Akhir Tragis Cucu Abu Bakar, Lehernya Dipenggal Lalu Disalib
ABDULLAH bin Zubair atau Ibnu Zubair adalah putra dari pasangan Zubair bin Awwam dan Asma binti Abu Bakar . Zubair juga merupakan keponakan dari istri pertama Nabi Muhammad, Siti Khadijah .
Ada kisah menarik antara Abdullah bin Zubair, saat masih anak-anak, dengan Umar bin Khattab . Kisah ini bermula ketika Umar sedang berjalan-jalan di kota Madinah. Ketika itu banyak anak kecil yang sedang bermain di jalan, namun ketika mereka melihat Umar, anak-anak itu lari tunggang langgang meninggalkan jalanan tersebut.
Hanya saja, ada satu anak yang tidak lari. Umar lalu mendekati anak tersebut dan bertanya, "Hai anak, kenapa kau tidak ikut lari bersama mereka ? "
Anak kecil itu menjawab, "Kenapa aku harus lari, sedang aku tidak bersalah padamu?"
Umar lalu menepuk-nepuk pundak anak itu, dan berkata "Sungguh suatu saat nanti, engkau akan menjadi seorang yang besar"
Pada umur 36 tahun, masa khalifah ke-4, Ali bin Abi Thalib, Ibnu Zubair bersama dengan adik ibunya, Aisyah binti Abu Bakar , ayahnya Zubair bin Awwam serta sepupu ibunya Thalhah bin Ubaidillah mereka terlibat fitnah besar dan terjadilah Pertempuran Unta atau Jamal di daerah Basrah. Peperangan ini mengakibatkan hampir 20.000 orang muslimin meninggal, termasuk ayahnya sendiri, Zubair bin Awwam dan Thalhah bin Ubadillah.

Soal 1:
Kutip sebagian teks tentang Abdullah bin Zubair tanpa mengubah apa pun, dimulai dari kata-kata yang memuat "Akhir Tragis Cucu" dan berakhir setelah "Siti Khadijah .".
Soal 2:
Menurut teks tentang Abdullah bin Zubair, di daerah mana Pertempuran Unta terjadi?
Baris data yang menyusul tidak diperlukan untuk mengerjakan tugas ini.

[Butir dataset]
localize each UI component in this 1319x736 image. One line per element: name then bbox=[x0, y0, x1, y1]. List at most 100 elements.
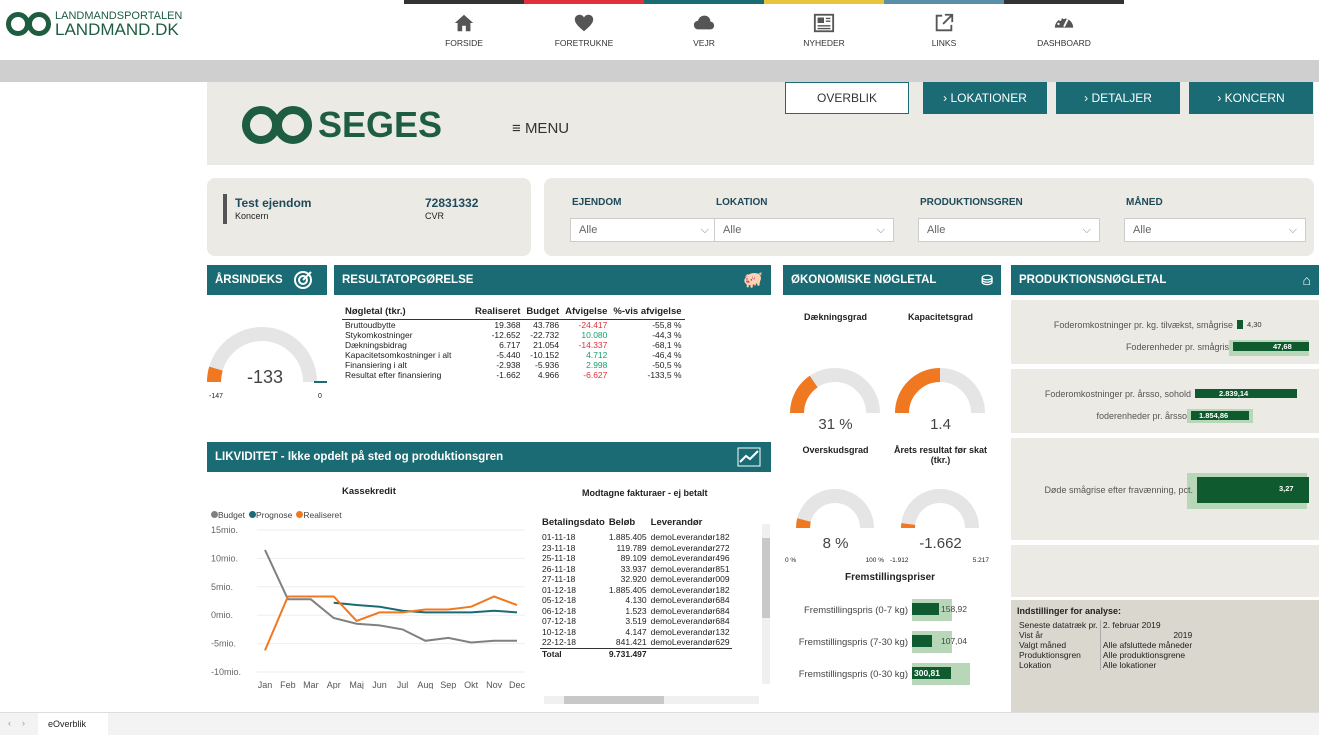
faktura-col-header[interactable]: Beløb bbox=[607, 514, 649, 532]
sheet-tabbar: ‹ › eOverblik bbox=[0, 712, 1319, 735]
gauge-label: Kapacitetsgrad bbox=[888, 312, 993, 322]
table-cell: 27-11-18 bbox=[540, 574, 607, 585]
nav-label: LINKS bbox=[884, 38, 1004, 48]
table-cell: 1.885.405 bbox=[607, 532, 649, 543]
fakturaer-title: Modtagne fakturaer - ej betalt bbox=[582, 488, 708, 498]
filter-select-ejendom[interactable]: Alle⌵ bbox=[570, 218, 718, 242]
filter-label-produktionsgren: PRODUKTIONSGREN bbox=[920, 197, 1023, 208]
table-cell: -14.337 bbox=[562, 340, 610, 350]
gauge-value: 1.4 bbox=[888, 416, 993, 433]
indstilling-row: LokationAlle lokationer bbox=[1017, 660, 1194, 670]
table-cell: -44,3 % bbox=[610, 330, 684, 340]
y-tick-label: -5mio. bbox=[211, 639, 236, 649]
legend-item[interactable]: Realiseret bbox=[296, 510, 341, 520]
chevron-down-icon: ⌵ bbox=[1289, 219, 1297, 241]
table-row: Finansiering i alt-2.938-5.9362.998-50,5… bbox=[342, 360, 685, 370]
aarsindeks-title: ÅRSINDEKS bbox=[215, 274, 283, 286]
faktura-col-header[interactable]: Leverandør bbox=[649, 514, 732, 532]
filter-select-produktionsgren[interactable]: Alle ⌵ bbox=[918, 218, 1100, 242]
table-cell: 07-12-18 bbox=[540, 616, 607, 627]
tab-detaljer[interactable]: › DETALJER bbox=[1056, 82, 1180, 114]
legend-dot bbox=[296, 511, 303, 518]
prod-panel: PRODUKTIONSNØGLETAL ⌂ Foderomkostninger … bbox=[1011, 265, 1319, 715]
y-tick-label: 0mio. bbox=[211, 610, 233, 620]
filter-label-lokation: LOKATION bbox=[716, 197, 767, 208]
prod-value: 4,30 bbox=[1247, 320, 1262, 329]
aarsindeks-header: ÅRSINDEKS bbox=[207, 265, 327, 295]
filter-select-lokation[interactable]: Alle⌵ bbox=[714, 218, 894, 242]
table-cell: demoLeverandør851 bbox=[649, 564, 732, 575]
resultat-col-header[interactable]: %-vis afvigelse bbox=[610, 305, 684, 320]
table-row: 07-12-183.519demoLeverandør684 bbox=[540, 616, 732, 627]
next-arrow-icon[interactable]: › bbox=[22, 718, 25, 728]
table-cell: 33.937 bbox=[607, 564, 649, 575]
chevron-down-icon: ⌵ bbox=[701, 219, 709, 241]
indstilling-cell: Vist år bbox=[1017, 630, 1100, 640]
nav-label: DASHBOARD bbox=[1004, 38, 1124, 48]
prod-value: 47,68 bbox=[1273, 342, 1292, 351]
nav-item-forside[interactable]: FORSIDE bbox=[404, 0, 524, 58]
faktura-col-header[interactable]: Betalingsdato bbox=[540, 514, 607, 532]
filter-value: Alle bbox=[927, 224, 945, 236]
filter-label-ejendom: EJENDOM bbox=[572, 197, 621, 208]
heart-icon bbox=[573, 12, 595, 34]
table-row: 22-12-18841.421demoLeverandør629 bbox=[540, 637, 732, 648]
nav-item-foretrukne[interactable]: FORETRUKNE bbox=[524, 0, 644, 58]
table-cell: 10.080 bbox=[562, 330, 610, 340]
nav-item-vejr[interactable]: VEJR bbox=[644, 0, 764, 58]
gauge-track bbox=[803, 496, 867, 528]
y-tick-label: 15mio. bbox=[211, 525, 238, 535]
nav-color-strip bbox=[764, 0, 884, 4]
kassekredit-chart: 15mio.10mio.5mio.0mio.-5mio.-10mio.JanFe… bbox=[207, 524, 527, 689]
y-tick-label: 5mio. bbox=[211, 582, 233, 592]
legend-item[interactable]: Budget bbox=[211, 510, 245, 520]
newspaper-icon bbox=[813, 12, 835, 34]
oko-title: ØKONOMISKE NØGLETAL bbox=[791, 274, 936, 286]
fremstilling-bar bbox=[912, 603, 939, 615]
table-cell: Kapacitetsomkostninger i alt bbox=[342, 350, 472, 360]
table-row: 01-11-181.885.405demoLeverandør182 bbox=[540, 532, 732, 543]
sheet-tab-eoverblik[interactable]: eOverblik bbox=[38, 713, 108, 736]
table-cell: -5.440 bbox=[472, 350, 523, 360]
hscrollbar-thumb[interactable] bbox=[564, 696, 664, 704]
resultat-col-header[interactable]: Budget bbox=[523, 305, 562, 320]
table-cell: 1.885.405 bbox=[607, 585, 649, 596]
nav-item-dashboard[interactable]: DASHBOARD bbox=[1004, 0, 1124, 58]
gauge-value: -1.662 bbox=[888, 535, 993, 552]
filter-value: Alle bbox=[1133, 224, 1151, 236]
tab-overblik[interactable]: OVERBLIK bbox=[785, 82, 909, 114]
gauge-value: 8 % bbox=[783, 535, 888, 552]
table-cell: demoLeverandør684 bbox=[649, 606, 732, 617]
chevron-down-icon: ⌵ bbox=[1083, 219, 1091, 241]
cvr-number: 72831332 bbox=[425, 196, 478, 210]
menu-button[interactable]: ≡ MENU bbox=[512, 120, 569, 137]
fremstilling-value: 107,04 bbox=[941, 636, 967, 646]
nav-item-links[interactable]: LINKS bbox=[884, 0, 1004, 58]
table-cell: demoLeverandør629 bbox=[649, 637, 732, 648]
portal-logo[interactable]: LANDMANDSPORTALEN LANDMAND.DK bbox=[6, 10, 182, 38]
tab-koncern[interactable]: › KONCERN bbox=[1189, 82, 1313, 114]
legend-item[interactable]: Prognose bbox=[249, 510, 292, 520]
table-cell: -6.627 bbox=[562, 370, 610, 380]
property-card: Test ejendom Koncern 72831332 CVR bbox=[207, 178, 531, 256]
prev-arrow-icon[interactable]: ‹ bbox=[8, 718, 11, 728]
x-tick-label: Nov bbox=[486, 680, 503, 689]
scrollbar-thumb[interactable] bbox=[762, 538, 770, 618]
table-scrollbar[interactable] bbox=[762, 524, 770, 684]
table-cell: -133,5 % bbox=[610, 370, 684, 380]
indstilling-cell: Valgt måned bbox=[1017, 640, 1100, 650]
x-tick-label: Apr bbox=[327, 680, 341, 689]
tab-lokationer[interactable]: › LOKATIONER bbox=[923, 82, 1047, 114]
table-cell: 43.786 bbox=[523, 320, 562, 331]
filter-select-måned[interactable]: Alle ⌵ bbox=[1124, 218, 1306, 242]
more-options-icon[interactable]: ⋯ bbox=[759, 287, 767, 296]
x-tick-label: Feb bbox=[280, 680, 296, 689]
resultat-col-header[interactable]: Afvigelse bbox=[562, 305, 610, 320]
nav-item-nyheder[interactable]: NYHEDER bbox=[764, 0, 884, 58]
resultat-col-header[interactable]: Realiseret bbox=[472, 305, 523, 320]
external-link-icon bbox=[933, 12, 955, 34]
portal-name-line2: LANDMAND.DK bbox=[55, 22, 182, 38]
resultat-col-header[interactable]: Nøgletal (tkr.) bbox=[342, 305, 472, 320]
fakturaer-table: BetalingsdatoBeløbLeverandør 01-11-181.8… bbox=[540, 514, 732, 659]
table-hscrollbar[interactable] bbox=[544, 696, 759, 704]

Jawaban Benar 1:
Akhir Tragis Cucu Abu Bakar, Lehernya Dipenggal Lalu Disalib
ABDULLAH bin Zubair atau Ibnu Zubair adalah putra dari pasangan Zubair bin Awwam dan Asma binti Abu Bakar . Zubair juga merupakan keponakan dari istri pertama Nabi Muhammad, Siti Khadijah .

Jawaban Benar 2:
Di daerah Basrah.